### Extracted data ###
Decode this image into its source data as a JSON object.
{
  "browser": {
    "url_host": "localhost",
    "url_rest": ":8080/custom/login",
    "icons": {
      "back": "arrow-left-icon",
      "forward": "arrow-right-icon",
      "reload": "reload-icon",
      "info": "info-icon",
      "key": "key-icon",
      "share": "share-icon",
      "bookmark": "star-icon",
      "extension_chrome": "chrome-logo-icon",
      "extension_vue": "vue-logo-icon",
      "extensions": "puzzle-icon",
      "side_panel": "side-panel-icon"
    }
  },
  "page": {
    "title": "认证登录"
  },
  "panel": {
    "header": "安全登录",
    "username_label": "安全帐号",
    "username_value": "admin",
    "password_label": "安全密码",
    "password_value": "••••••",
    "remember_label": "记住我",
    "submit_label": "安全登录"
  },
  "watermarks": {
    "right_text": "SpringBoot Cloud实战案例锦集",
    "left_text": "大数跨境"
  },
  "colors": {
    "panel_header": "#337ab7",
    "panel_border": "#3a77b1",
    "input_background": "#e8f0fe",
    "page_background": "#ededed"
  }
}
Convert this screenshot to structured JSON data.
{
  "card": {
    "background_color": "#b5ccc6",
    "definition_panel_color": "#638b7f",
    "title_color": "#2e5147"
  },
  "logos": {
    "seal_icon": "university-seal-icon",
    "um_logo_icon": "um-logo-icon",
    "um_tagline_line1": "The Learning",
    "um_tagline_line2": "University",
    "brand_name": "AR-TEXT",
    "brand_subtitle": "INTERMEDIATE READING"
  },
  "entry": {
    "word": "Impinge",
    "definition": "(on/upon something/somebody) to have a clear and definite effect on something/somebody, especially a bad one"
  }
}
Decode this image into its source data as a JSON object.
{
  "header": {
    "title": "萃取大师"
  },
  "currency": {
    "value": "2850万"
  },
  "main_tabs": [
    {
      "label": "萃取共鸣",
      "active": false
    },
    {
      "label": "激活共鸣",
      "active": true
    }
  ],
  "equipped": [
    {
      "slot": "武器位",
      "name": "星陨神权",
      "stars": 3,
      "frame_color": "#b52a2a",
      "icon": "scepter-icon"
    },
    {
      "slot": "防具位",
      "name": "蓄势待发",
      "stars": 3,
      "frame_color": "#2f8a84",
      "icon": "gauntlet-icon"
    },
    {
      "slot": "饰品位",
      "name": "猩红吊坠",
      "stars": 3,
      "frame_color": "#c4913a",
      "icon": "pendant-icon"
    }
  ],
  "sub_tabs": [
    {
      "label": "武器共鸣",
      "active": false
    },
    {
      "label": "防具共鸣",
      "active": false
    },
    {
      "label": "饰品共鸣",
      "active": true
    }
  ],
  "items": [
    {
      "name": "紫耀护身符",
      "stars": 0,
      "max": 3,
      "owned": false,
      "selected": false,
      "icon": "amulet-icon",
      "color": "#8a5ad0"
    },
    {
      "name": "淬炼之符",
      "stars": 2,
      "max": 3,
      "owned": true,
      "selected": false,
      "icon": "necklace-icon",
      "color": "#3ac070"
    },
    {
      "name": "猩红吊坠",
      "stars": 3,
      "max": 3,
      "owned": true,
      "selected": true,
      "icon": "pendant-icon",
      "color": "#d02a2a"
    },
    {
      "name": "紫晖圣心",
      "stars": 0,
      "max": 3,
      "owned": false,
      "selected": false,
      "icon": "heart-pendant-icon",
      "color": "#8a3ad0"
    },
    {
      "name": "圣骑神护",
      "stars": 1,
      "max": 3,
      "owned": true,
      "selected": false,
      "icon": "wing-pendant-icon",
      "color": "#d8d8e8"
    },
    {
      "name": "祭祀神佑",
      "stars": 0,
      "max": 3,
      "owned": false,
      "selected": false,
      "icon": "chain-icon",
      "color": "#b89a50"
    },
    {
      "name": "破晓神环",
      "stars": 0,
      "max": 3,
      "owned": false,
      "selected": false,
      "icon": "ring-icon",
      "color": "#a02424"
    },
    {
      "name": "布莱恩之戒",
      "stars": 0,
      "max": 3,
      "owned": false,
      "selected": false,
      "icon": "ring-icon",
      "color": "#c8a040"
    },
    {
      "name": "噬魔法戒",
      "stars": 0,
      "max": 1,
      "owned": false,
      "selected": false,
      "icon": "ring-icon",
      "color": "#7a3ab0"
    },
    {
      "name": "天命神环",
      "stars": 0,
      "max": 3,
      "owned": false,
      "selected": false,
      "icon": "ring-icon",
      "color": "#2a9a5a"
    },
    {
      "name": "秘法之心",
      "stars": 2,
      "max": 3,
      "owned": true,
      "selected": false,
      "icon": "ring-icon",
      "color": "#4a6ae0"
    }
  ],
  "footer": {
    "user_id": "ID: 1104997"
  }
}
###
Copy every record exactly, with nothing added or dropped.

Decode this image into its source data as a JSON object.
{
  "browser": {
    "url_host": "localhost",
    "url_rest": ":8080/custom/login",
    "icons": {
      "back": "arrow-left-icon",
      "forward": "arrow-right-icon",
      "reload": "reload-icon",
      "info": "info-icon",
      "key": "key-icon",
      "share": "share-icon",
      "bookmark": "star-icon",
      "extension_chrome": "chrome-logo-icon",
      "extension_vue": "vue-logo-icon",
      "extensions": "puzzle-icon",
      "side_panel": "side-panel-icon"
    }
  },
  "page": {
    "title": "认证登录"
  },
  "panel": {
    "header": "安全登录",
    "username_label": "安全帐号",
    "username_value": "admin",
    "password_label": "安全密码",
    "password_value": "••••••",
    "remember_label": "记住我",
    "submit_label": "安全登录"
  },
  "watermarks": {
    "right_text": "SpringBoot Cloud实战案例锦集",
    "left_text": "大数跨境"
  },
  "colors": {
    "panel_header": "#337ab7",
    "panel_border": "#3a77b1",
    "input_background": "#e8f0fe",
    "page_background": "#ededed"
  }
}
Convert this screenshot to structured JSON data.
{
  "card": {
    "background_color": "#b5ccc6",
    "definition_panel_color": "#638b7f",
    "title_color": "#2e5147"
  },
  "logos": {
    "seal_icon": "university-seal-icon",
    "um_logo_icon": "um-logo-icon",
    "um_tagline_line1": "The Learning",
    "um_tagline_line2": "University",
    "brand_name": "AR-TEXT",
    "brand_subtitle": "INTERMEDIATE READING"
  },
  "entry": {
    "word": "Impinge",
    "definition": "(on/upon something/somebody) to have a clear and definite effect on something/somebody, especially a bad one"
  }
}
Decode this image into its source data as a JSON object.
{
  "header": {
    "title": "萃取大师"
  },
  "currency": {
    "value": "2850万"
  },
  "main_tabs": [
    {
      "label": "萃取共鸣",
      "active": false
    },
    {
      "label": "激活共鸣",
      "active": true
    }
  ],
  "equipped": [
    {
      "slot": "武器位",
      "name": "星陨神权",
      "stars": 3,
      "frame_color": "#b52a2a",
      "icon": "scepter-icon"
    },
    {
      "slot": "防具位",
      "name": "蓄势待发",
      "stars": 3,
      "frame_color": "#2f8a84",
      "icon": "gauntlet-icon"
    },
    {
      "slot": "饰品位",
      "name": "猩红吊坠",
      "stars": 3,
      "frame_color": "#c4913a",
      "icon": "pendant-icon"
    }
  ],
  "sub_tabs": [
    {
      "label": "武器共鸣",
      "active": false
    },
    {
      "label": "防具共鸣",
      "active": false
    },
    {
      "label": "饰品共鸣",
      "active": true
    }
  ],
  "items": [
    {
      "name": "紫耀护身符",
      "stars": 0,
      "max": 3,
      "owned": false,
      "selected": false,
      "icon": "amulet-icon",
      "color": "#8a5ad0"
    },
    {
      "name": "淬炼之符",
      "stars": 2,
      "max": 3,
      "owned": true,
      "selected": false,
      "icon": "necklace-icon",
      "color": "#3ac070"
    },
    {
      "name": "猩红吊坠",
      "stars": 3,
      "max": 3,
      "owned": true,
      "selected": true,
      "icon": "pendant-icon",
      "color": "#d02a2a"
    },
    {
      "name": "紫晖圣心",
      "stars": 0,
      "max": 3,
      "owned": false,
      "selected": false,
      "icon": "heart-pendant-icon",
      "color": "#8a3ad0"
    },
    {
      "name": "圣骑神护",
      "stars": 1,
      "max": 3,
      "owned": true,
      "selected": false,
      "icon": "wing-pendant-icon",
      "color": "#d8d8e8"
    },
    {
      "name": "祭祀神佑",
      "stars": 0,
      "max": 3,
      "owned": false,
      "selected": false,
      "icon": "chain-icon",
      "color": "#b89a50"
    },
    {
      "name": "破晓神环",
      "stars": 0,
      "max": 3,
      "owned": false,
      "selected": false,
      "icon": "ring-icon",
      "color": "#a02424"
    },
    {
      "name": "布莱恩之戒",
      "stars": 0,
      "max": 3,
      "owned": false,
      "selected": false,
      "icon": "ring-icon",
      "color": "#c8a040"
    },
    {
      "name": "噬魔法戒",
      "stars": 0,
      "max": 1,
      "owned": false,
      "selected": false,
      "icon": "ring-icon",
      "color": "#7a3ab0"
    },
    {
      "name": "天命神环",
      "stars": 0,
      "max": 3,
      "owned": false,
      "selected": false,
      "icon": "ring-icon",
      "color": "#2a9a5a"
    },
    {
      "name": "秘法之心",
      "stars": 2,
      "max": 3,
      "owned": true,
      "selected": false,
      "icon": "ring-icon",
      "color": "#4a6ae0"
    }
  ],
  "footer": {
    "user_id": "ID: 1104997"
  }
}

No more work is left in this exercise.